- EXTRACTED RECORDS:
[start]
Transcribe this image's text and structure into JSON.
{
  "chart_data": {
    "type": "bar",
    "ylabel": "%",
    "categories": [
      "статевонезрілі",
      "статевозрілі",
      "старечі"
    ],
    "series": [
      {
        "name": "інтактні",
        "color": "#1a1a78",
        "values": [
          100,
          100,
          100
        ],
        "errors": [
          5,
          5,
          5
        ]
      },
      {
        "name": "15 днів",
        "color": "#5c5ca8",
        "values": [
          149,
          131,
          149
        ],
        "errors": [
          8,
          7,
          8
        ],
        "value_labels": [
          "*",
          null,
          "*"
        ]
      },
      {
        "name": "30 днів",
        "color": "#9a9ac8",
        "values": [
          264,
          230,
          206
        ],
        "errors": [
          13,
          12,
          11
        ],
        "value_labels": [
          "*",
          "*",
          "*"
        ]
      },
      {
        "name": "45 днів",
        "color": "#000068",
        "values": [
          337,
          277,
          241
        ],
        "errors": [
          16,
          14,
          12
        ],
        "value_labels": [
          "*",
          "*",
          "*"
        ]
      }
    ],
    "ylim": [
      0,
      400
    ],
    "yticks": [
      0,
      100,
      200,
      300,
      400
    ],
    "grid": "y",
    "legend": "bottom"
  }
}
[end]
[start]
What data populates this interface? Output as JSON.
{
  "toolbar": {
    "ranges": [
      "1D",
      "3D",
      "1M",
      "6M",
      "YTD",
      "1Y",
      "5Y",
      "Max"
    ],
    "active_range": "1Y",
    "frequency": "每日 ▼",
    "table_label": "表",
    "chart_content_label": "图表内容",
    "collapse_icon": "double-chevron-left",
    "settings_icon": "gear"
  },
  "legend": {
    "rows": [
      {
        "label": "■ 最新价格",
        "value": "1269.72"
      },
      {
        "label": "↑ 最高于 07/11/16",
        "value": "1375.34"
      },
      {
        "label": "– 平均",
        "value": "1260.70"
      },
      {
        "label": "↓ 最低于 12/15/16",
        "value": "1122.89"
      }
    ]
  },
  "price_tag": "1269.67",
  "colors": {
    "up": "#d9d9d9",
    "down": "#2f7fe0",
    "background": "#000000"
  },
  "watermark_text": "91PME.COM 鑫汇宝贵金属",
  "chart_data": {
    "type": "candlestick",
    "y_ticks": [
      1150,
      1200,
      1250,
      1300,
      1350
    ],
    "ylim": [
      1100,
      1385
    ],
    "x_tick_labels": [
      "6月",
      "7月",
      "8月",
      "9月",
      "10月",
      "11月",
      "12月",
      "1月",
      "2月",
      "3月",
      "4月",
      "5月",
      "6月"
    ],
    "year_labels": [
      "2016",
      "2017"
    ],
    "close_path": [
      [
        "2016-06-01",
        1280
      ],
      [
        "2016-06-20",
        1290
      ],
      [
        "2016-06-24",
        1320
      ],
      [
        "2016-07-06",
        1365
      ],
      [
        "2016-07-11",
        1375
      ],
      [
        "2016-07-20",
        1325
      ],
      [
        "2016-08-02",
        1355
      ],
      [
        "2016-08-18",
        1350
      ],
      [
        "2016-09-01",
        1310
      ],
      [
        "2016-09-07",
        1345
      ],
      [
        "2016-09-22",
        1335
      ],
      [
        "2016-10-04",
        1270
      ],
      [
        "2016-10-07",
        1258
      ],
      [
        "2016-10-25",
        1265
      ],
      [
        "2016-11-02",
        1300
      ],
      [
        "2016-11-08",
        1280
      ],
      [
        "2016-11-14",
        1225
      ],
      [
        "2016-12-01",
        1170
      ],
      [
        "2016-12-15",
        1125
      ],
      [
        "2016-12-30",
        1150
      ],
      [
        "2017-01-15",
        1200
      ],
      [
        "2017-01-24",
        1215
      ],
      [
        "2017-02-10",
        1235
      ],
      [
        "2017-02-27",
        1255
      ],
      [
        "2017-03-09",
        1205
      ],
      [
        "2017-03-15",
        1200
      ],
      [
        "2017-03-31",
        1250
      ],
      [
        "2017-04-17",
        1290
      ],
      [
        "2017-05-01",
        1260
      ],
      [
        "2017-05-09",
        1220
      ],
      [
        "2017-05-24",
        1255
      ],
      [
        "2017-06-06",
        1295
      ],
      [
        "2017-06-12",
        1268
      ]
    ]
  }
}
[end]
- REQUIRED WORK:
Search the data for the word "name" and copy each line where it appears.

- WRITTEN SOLUTION:
        "name": "інтактні",
        "name": "15 днів",
        "name": "30 днів",
        "name": "45 днів",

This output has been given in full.